◆ Directions for this task: Each line that contains the word "Portion" counts once; give the total for the records below and nothing else.

* begin *

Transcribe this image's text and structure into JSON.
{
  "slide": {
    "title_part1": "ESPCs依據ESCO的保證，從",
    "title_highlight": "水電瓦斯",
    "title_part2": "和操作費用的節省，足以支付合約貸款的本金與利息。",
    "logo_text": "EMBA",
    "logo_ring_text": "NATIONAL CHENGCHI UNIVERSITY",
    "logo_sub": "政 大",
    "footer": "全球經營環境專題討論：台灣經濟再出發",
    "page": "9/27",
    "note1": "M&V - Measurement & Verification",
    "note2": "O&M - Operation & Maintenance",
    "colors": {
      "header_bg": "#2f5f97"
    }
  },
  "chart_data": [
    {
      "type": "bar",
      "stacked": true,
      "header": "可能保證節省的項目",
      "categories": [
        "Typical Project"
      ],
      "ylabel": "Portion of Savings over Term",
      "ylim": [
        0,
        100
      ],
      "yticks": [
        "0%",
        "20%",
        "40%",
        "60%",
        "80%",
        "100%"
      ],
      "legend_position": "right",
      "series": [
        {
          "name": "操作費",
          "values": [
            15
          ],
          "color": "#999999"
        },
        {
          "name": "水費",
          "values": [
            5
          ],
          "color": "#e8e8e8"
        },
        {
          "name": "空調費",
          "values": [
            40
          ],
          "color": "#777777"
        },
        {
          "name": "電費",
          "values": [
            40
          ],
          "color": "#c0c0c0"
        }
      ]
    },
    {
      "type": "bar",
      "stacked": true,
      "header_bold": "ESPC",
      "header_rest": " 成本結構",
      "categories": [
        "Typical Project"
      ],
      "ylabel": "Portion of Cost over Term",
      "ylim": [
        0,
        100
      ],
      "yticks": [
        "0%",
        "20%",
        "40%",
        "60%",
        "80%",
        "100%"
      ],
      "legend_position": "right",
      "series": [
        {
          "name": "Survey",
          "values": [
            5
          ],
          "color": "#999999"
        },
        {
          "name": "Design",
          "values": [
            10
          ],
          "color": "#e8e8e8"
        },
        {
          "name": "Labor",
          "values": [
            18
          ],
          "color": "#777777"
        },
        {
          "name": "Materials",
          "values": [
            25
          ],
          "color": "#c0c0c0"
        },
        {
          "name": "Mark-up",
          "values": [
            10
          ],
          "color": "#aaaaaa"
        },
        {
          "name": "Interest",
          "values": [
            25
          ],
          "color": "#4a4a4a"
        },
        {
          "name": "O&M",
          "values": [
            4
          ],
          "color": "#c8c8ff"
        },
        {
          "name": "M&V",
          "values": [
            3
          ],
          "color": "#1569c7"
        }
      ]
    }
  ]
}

* end *

◆ Complete answer: 2